>> Start Supplied records
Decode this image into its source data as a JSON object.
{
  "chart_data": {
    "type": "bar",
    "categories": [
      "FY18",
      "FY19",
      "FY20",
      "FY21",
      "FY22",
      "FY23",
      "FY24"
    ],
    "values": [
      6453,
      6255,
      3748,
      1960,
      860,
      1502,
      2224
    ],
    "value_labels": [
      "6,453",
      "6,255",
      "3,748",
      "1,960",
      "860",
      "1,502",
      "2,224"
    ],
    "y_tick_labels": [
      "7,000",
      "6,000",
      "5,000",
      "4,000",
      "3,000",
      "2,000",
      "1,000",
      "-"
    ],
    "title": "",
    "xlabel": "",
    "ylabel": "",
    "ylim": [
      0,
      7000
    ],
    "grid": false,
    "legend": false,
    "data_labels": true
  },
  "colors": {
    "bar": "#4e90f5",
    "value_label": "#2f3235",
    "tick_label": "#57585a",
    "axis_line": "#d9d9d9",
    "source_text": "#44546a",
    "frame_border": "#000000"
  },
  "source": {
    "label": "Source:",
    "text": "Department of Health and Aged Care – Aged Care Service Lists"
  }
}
>> End Supplied records
### Required work
Print every entry exactly as written.

### Final result
Decode this image into its source data as a JSON object.
{
  "chart_data": {
    "type": "bar",
    "categories": [
      "FY18",
      "FY19",
      "FY20",
      "FY21",
      "FY22",
      "FY23",
      "FY24"
    ],
    "values": [
      6453,
      6255,
      3748,
      1960,
      860,
      1502,
      2224
    ],
    "value_labels": [
      "6,453",
      "6,255",
      "3,748",
      "1,960",
      "860",
      "1,502",
      "2,224"
    ],
    "y_tick_labels": [
      "7,000",
      "6,000",
      "5,000",
      "4,000",
      "3,000",
      "2,000",
      "1,000",
      "-"
    ],
    "title": "",
    "xlabel": "",
    "ylabel": "",
    "ylim": [
      0,
      7000
    ],
    "grid": false,
    "legend": false,
    "data_labels": true
  },
  "colors": {
    "bar": "#4e90f5",
    "value_label": "#2f3235",
    "tick_label": "#57585a",
    "axis_line": "#d9d9d9",
    "source_text": "#44546a",
    "frame_border": "#000000"
  },
  "source": {
    "label": "Source:",
    "text": "Department of Health and Aged Care – Aged Care Service Lists"
  }
}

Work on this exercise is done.